Entries follow. Set all of them down as they stand.

-- Begin Dataset records --

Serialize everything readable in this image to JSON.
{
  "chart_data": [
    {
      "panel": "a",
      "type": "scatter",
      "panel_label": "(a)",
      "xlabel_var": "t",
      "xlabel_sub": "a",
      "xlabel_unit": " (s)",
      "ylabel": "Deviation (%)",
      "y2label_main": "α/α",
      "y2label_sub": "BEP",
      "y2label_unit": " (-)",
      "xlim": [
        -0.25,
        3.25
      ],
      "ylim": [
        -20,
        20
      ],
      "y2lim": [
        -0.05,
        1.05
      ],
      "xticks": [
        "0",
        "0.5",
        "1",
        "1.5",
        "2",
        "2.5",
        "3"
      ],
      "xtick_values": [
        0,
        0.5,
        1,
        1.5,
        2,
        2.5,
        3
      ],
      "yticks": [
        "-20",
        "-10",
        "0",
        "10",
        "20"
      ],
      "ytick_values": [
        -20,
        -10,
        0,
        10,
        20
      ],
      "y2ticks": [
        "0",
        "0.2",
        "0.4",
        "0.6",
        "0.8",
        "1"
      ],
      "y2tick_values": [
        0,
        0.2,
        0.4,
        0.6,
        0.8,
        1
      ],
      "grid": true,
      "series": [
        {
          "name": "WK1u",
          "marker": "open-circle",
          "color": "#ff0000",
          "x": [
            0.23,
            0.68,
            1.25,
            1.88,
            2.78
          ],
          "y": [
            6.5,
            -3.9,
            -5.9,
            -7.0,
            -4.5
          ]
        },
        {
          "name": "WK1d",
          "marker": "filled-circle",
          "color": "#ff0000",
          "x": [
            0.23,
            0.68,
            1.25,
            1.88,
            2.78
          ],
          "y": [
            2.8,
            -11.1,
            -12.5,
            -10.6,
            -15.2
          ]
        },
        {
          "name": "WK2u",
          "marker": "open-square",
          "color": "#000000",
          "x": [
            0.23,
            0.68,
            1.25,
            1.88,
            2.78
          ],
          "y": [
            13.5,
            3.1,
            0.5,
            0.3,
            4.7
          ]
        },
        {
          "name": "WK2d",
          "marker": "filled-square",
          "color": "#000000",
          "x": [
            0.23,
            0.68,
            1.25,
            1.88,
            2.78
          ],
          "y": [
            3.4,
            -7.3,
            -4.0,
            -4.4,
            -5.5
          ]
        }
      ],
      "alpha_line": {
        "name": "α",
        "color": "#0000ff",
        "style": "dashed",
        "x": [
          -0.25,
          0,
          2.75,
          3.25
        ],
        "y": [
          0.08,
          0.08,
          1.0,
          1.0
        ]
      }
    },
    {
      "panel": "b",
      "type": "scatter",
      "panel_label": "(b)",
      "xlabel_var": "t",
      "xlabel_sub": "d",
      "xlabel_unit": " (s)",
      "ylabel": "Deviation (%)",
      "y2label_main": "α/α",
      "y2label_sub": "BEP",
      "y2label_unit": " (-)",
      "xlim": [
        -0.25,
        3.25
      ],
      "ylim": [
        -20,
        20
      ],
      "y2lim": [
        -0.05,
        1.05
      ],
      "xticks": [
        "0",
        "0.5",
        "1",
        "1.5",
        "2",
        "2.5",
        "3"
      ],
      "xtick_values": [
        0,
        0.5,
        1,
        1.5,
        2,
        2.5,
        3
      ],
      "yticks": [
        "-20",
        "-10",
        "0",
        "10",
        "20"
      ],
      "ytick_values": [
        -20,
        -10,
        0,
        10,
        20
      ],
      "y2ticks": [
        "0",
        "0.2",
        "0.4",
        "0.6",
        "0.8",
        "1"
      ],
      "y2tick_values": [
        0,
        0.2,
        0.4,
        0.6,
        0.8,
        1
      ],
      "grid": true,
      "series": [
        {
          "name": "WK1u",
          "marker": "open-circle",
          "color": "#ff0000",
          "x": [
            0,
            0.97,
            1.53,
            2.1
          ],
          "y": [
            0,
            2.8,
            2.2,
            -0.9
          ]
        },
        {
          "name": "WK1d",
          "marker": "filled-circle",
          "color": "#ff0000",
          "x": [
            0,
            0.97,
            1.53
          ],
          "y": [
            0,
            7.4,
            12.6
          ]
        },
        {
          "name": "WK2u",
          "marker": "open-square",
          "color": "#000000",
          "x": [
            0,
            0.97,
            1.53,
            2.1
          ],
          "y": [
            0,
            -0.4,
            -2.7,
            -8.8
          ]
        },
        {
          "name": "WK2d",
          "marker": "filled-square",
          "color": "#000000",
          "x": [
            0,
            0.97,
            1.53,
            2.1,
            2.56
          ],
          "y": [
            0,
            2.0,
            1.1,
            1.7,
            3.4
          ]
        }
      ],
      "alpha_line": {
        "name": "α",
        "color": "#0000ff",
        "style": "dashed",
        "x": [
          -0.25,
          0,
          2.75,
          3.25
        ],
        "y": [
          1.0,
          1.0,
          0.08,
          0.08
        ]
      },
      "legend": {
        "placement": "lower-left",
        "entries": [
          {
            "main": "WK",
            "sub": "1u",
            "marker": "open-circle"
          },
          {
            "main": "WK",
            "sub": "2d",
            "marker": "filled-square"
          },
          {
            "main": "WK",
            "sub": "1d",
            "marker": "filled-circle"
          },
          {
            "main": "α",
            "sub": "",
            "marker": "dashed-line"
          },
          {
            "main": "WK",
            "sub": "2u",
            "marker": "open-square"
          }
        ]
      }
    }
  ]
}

-- End Dataset records --

Task solution:
Serialize everything readable in this image to JSON.
{
  "chart_data": [
    {
      "panel": "a",
      "type": "scatter",
      "panel_label": "(a)",
      "xlabel_var": "t",
      "xlabel_sub": "a",
      "xlabel_unit": " (s)",
      "ylabel": "Deviation (%)",
      "y2label_main": "α/α",
      "y2label_sub": "BEP",
      "y2label_unit": " (-)",
      "xlim": [
        -0.25,
        3.25
      ],
      "ylim": [
        -20,
        20
      ],
      "y2lim": [
        -0.05,
        1.05
      ],
      "xticks": [
        "0",
        "0.5",
        "1",
        "1.5",
        "2",
        "2.5",
        "3"
      ],
      "xtick_values": [
        0,
        0.5,
        1,
        1.5,
        2,
        2.5,
        3
      ],
      "yticks": [
        "-20",
        "-10",
        "0",
        "10",
        "20"
      ],
      "ytick_values": [
        -20,
        -10,
        0,
        10,
        20
      ],
      "y2ticks": [
        "0",
        "0.2",
        "0.4",
        "0.6",
        "0.8",
        "1"
      ],
      "y2tick_values": [
        0,
        0.2,
        0.4,
        0.6,
        0.8,
        1
      ],
      "grid": true,
      "series": [
        {
          "name": "WK1u",
          "marker": "open-circle",
          "color": "#ff0000",
          "x": [
            0.23,
            0.68,
            1.25,
            1.88,
            2.78
          ],
          "y": [
            6.5,
            -3.9,
            -5.9,
            -7.0,
            -4.5
          ]
        },
        {
          "name": "WK1d",
          "marker": "filled-circle",
          "color": "#ff0000",
          "x": [
            0.23,
            0.68,
            1.25,
            1.88,
            2.78
          ],
          "y": [
            2.8,
            -11.1,
            -12.5,
            -10.6,
            -15.2
          ]
        },
        {
          "name": "WK2u",
          "marker": "open-square",
          "color": "#000000",
          "x": [
            0.23,
            0.68,
            1.25,
            1.88,
            2.78
          ],
          "y": [
            13.5,
            3.1,
            0.5,
            0.3,
            4.7
          ]
        },
        {
          "name": "WK2d",
          "marker": "filled-square",
          "color": "#000000",
          "x": [
            0.23,
            0.68,
            1.25,
            1.88,
            2.78
          ],
          "y": [
            3.4,
            -7.3,
            -4.0,
            -4.4,
            -5.5
          ]
        }
      ],
      "alpha_line": {
        "name": "α",
        "color": "#0000ff",
        "style": "dashed",
        "x": [
          -0.25,
          0,
          2.75,
          3.25
        ],
        "y": [
          0.08,
          0.08,
          1.0,
          1.0
        ]
      }
    },
    {
      "panel": "b",
      "type": "scatter",
      "panel_label": "(b)",
      "xlabel_var": "t",
      "xlabel_sub": "d",
      "xlabel_unit": " (s)",
      "ylabel": "Deviation (%)",
      "y2label_main": "α/α",
      "y2label_sub": "BEP",
      "y2label_unit": " (-)",
      "xlim": [
        -0.25,
        3.25
      ],
      "ylim": [
        -20,
        20
      ],
      "y2lim": [
        -0.05,
        1.05
      ],
      "xticks": [
        "0",
        "0.5",
        "1",
        "1.5",
        "2",
        "2.5",
        "3"
      ],
      "xtick_values": [
        0,
        0.5,
        1,
        1.5,
        2,
        2.5,
        3
      ],
      "yticks": [
        "-20",
        "-10",
        "0",
        "10",
        "20"
      ],
      "ytick_values": [
        -20,
        -10,
        0,
        10,
        20
      ],
      "y2ticks": [
        "0",
        "0.2",
        "0.4",
        "0.6",
        "0.8",
        "1"
      ],
      "y2tick_values": [
        0,
        0.2,
        0.4,
        0.6,
        0.8,
        1
      ],
      "grid": true,
      "series": [
        {
          "name": "WK1u",
          "marker": "open-circle",
          "color": "#ff0000",
          "x": [
            0,
            0.97,
            1.53,
            2.1
          ],
          "y": [
            0,
            2.8,
            2.2,
            -0.9
          ]
        },
        {
          "name": "WK1d",
          "marker": "filled-circle",
          "color": "#ff0000",
          "x": [
            0,
            0.97,
            1.53
          ],
          "y": [
            0,
            7.4,
            12.6
          ]
        },
        {
          "name": "WK2u",
          "marker": "open-square",
          "color": "#000000",
          "x": [
            0,
            0.97,
            1.53,
            2.1
          ],
          "y": [
            0,
            -0.4,
            -2.7,
            -8.8
          ]
        },
        {
          "name": "WK2d",
          "marker": "filled-square",
          "color": "#000000",
          "x": [
            0,
            0.97,
            1.53,
            2.1,
            2.56
          ],
          "y": [
            0,
            2.0,
            1.1,
            1.7,
            3.4
          ]
        }
      ],
      "alpha_line": {
        "name": "α",
        "color": "#0000ff",
        "style": "dashed",
        "x": [
          -0.25,
          0,
          2.75,
          3.25
        ],
        "y": [
          1.0,
          1.0,
          0.08,
          0.08
        ]
      },
      "legend": {
        "placement": "lower-left",
        "entries": [
          {
            "main": "WK",
            "sub": "1u",
            "marker": "open-circle"
          },
          {
            "main": "WK",
            "sub": "2d",
            "marker": "filled-square"
          },
          {
            "main": "WK",
            "sub": "1d",
            "marker": "filled-circle"
          },
          {
            "main": "α",
            "sub": "",
            "marker": "dashed-line"
          },
          {
            "main": "WK",
            "sub": "2u",
            "marker": "open-square"
          }
        ]
      }
    }
  ]
}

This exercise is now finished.